━━━━━ Records to use ━━━━━
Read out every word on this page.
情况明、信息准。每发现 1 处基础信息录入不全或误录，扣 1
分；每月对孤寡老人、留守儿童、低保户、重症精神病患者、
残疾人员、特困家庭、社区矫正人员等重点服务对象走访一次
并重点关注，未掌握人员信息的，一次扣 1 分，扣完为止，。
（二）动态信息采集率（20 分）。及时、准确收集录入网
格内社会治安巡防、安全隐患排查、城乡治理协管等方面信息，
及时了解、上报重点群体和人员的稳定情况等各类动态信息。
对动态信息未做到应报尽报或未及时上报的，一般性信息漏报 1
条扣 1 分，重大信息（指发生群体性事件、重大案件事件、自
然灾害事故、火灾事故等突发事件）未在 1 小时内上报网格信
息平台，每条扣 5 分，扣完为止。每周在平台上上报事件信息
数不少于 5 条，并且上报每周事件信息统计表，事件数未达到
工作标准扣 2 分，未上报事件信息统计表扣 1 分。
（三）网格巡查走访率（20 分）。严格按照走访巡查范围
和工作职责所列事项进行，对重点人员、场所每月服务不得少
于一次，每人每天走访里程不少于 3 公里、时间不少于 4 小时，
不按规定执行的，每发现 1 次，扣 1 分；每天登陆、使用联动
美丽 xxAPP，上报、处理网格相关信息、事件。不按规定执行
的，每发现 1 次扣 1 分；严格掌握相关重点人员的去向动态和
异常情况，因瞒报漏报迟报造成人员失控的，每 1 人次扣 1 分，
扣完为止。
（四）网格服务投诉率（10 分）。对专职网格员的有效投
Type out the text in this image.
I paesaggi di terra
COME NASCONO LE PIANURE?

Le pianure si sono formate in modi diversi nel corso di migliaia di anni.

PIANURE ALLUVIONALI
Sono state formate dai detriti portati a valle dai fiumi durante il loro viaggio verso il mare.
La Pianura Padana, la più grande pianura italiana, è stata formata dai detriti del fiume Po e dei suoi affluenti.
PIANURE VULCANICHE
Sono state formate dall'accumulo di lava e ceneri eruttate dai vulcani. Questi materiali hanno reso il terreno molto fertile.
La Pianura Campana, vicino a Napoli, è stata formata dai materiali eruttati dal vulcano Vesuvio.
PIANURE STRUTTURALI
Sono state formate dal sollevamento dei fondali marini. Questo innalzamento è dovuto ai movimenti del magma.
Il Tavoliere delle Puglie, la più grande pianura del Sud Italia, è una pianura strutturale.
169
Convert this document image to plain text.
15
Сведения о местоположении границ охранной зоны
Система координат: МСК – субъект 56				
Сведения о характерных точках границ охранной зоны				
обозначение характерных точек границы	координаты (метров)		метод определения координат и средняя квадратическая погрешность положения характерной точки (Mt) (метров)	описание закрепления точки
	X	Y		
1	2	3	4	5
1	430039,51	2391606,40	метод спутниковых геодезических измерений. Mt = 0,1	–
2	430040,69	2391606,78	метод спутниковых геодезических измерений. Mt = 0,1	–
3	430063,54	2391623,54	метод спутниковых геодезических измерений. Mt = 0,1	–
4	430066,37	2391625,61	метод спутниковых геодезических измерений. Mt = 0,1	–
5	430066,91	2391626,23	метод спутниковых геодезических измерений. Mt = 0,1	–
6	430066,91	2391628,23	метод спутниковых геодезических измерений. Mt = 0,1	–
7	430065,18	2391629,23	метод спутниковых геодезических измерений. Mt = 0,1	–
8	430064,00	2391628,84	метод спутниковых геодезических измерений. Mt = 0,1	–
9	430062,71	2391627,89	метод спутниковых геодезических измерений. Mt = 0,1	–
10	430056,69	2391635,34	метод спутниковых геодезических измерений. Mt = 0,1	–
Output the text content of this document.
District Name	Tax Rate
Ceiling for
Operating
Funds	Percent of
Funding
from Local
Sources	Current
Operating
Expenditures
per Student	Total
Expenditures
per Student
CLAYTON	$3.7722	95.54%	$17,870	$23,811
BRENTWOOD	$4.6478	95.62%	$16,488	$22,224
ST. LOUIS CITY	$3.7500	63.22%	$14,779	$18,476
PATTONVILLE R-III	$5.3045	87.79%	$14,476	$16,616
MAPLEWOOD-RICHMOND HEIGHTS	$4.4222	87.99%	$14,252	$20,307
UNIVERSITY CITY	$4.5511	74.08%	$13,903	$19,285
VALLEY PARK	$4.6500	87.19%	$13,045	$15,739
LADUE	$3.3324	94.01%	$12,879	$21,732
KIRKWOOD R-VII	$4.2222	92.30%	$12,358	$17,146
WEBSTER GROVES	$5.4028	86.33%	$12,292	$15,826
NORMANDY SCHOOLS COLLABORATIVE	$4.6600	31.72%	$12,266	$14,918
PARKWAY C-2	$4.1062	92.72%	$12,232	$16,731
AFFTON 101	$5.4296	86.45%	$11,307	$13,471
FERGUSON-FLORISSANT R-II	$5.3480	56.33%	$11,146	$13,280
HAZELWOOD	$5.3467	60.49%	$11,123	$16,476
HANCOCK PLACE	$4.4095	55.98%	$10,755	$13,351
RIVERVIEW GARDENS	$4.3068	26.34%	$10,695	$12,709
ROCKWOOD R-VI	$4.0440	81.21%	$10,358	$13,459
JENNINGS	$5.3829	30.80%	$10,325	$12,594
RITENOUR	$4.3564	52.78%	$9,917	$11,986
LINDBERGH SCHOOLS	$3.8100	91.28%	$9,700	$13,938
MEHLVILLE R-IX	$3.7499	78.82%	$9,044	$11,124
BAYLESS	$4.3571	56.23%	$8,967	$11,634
━━━━━
Challenge :: Extract all lines from the data in which "grande" is found.

Reply ::
La Pianura Padana, la più grande pianura italiana, è stata formata dai detriti del fiume Po e dei suoi affluenti.
Il Tavoliere delle Puglie, la più grande pianura del Sud Italia, è una pianura strutturale.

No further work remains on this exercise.